_THE PROBLEM_. Retype every entry in its entirety, without alteration.

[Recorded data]
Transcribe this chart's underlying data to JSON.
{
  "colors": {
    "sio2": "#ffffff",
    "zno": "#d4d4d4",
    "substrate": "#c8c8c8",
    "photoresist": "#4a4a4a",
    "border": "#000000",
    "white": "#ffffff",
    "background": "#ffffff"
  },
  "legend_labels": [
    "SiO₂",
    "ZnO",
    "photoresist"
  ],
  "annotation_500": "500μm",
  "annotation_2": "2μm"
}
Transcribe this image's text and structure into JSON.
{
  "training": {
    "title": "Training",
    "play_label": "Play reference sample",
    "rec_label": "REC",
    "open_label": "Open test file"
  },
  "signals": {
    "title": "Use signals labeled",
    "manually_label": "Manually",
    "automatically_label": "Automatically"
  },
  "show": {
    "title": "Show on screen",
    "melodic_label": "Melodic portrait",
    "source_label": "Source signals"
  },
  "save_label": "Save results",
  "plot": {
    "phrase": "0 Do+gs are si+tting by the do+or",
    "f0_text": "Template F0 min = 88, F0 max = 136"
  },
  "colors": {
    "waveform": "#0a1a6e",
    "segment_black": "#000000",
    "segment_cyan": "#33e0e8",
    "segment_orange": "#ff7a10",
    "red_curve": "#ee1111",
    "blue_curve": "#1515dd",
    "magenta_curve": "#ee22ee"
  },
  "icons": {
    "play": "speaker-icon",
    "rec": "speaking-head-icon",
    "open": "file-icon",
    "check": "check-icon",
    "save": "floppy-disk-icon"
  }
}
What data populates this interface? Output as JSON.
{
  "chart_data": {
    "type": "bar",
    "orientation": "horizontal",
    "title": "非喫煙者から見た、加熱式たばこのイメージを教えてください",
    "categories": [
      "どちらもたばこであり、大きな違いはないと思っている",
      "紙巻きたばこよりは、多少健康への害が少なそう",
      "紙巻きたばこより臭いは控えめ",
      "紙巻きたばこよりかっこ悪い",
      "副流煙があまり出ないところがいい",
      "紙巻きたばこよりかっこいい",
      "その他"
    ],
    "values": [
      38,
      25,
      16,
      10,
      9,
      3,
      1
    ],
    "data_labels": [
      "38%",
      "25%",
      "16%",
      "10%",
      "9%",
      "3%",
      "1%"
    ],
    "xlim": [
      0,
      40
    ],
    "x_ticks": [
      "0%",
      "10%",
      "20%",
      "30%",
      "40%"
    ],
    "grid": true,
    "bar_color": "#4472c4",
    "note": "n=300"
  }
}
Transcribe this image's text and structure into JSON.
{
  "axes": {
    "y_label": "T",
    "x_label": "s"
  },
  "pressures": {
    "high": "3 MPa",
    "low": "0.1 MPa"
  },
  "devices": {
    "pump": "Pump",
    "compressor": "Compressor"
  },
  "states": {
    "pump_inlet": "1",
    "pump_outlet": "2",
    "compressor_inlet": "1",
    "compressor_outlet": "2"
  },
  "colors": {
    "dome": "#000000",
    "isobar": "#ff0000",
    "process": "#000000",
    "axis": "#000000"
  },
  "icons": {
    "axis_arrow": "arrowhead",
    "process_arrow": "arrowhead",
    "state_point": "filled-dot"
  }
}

_WRITTEN RESPONSE_.
Transcribe this chart's underlying data to JSON.
{
  "colors": {
    "sio2": "#ffffff",
    "zno": "#d4d4d4",
    "substrate": "#c8c8c8",
    "photoresist": "#4a4a4a",
    "border": "#000000",
    "white": "#ffffff",
    "background": "#ffffff"
  },
  "legend_labels": [
    "SiO₂",
    "ZnO",
    "photoresist"
  ],
  "annotation_500": "500μm",
  "annotation_2": "2μm"
}
Transcribe this image's text and structure into JSON.
{
  "training": {
    "title": "Training",
    "play_label": "Play reference sample",
    "rec_label": "REC",
    "open_label": "Open test file"
  },
  "signals": {
    "title": "Use signals labeled",
    "manually_label": "Manually",
    "automatically_label": "Automatically"
  },
  "show": {
    "title": "Show on screen",
    "melodic_label": "Melodic portrait",
    "source_label": "Source signals"
  },
  "save_label": "Save results",
  "plot": {
    "phrase": "0 Do+gs are si+tting by the do+or",
    "f0_text": "Template F0 min = 88, F0 max = 136"
  },
  "colors": {
    "waveform": "#0a1a6e",
    "segment_black": "#000000",
    "segment_cyan": "#33e0e8",
    "segment_orange": "#ff7a10",
    "red_curve": "#ee1111",
    "blue_curve": "#1515dd",
    "magenta_curve": "#ee22ee"
  },
  "icons": {
    "play": "speaker-icon",
    "rec": "speaking-head-icon",
    "open": "file-icon",
    "check": "check-icon",
    "save": "floppy-disk-icon"
  }
}
What data populates this interface? Output as JSON.
{
  "chart_data": {
    "type": "bar",
    "orientation": "horizontal",
    "title": "非喫煙者から見た、加熱式たばこのイメージを教えてください",
    "categories": [
      "どちらもたばこであり、大きな違いはないと思っている",
      "紙巻きたばこよりは、多少健康への害が少なそう",
      "紙巻きたばこより臭いは控えめ",
      "紙巻きたばこよりかっこ悪い",
      "副流煙があまり出ないところがいい",
      "紙巻きたばこよりかっこいい",
      "その他"
    ],
    "values": [
      38,
      25,
      16,
      10,
      9,
      3,
      1
    ],
    "data_labels": [
      "38%",
      "25%",
      "16%",
      "10%",
      "9%",
      "3%",
      "1%"
    ],
    "xlim": [
      0,
      40
    ],
    "x_ticks": [
      "0%",
      "10%",
      "20%",
      "30%",
      "40%"
    ],
    "grid": true,
    "bar_color": "#4472c4",
    "note": "n=300"
  }
}
Transcribe this image's text and structure into JSON.
{
  "axes": {
    "y_label": "T",
    "x_label": "s"
  },
  "pressures": {
    "high": "3 MPa",
    "low": "0.1 MPa"
  },
  "devices": {
    "pump": "Pump",
    "compressor": "Compressor"
  },
  "states": {
    "pump_inlet": "1",
    "pump_outlet": "2",
    "compressor_inlet": "1",
    "compressor_outlet": "2"
  },
  "colors": {
    "dome": "#000000",
    "isobar": "#ff0000",
    "process": "#000000",
    "axis": "#000000"
  },
  "icons": {
    "axis_arrow": "arrowhead",
    "process_arrow": "arrowhead",
    "state_point": "filled-dot"
  }
}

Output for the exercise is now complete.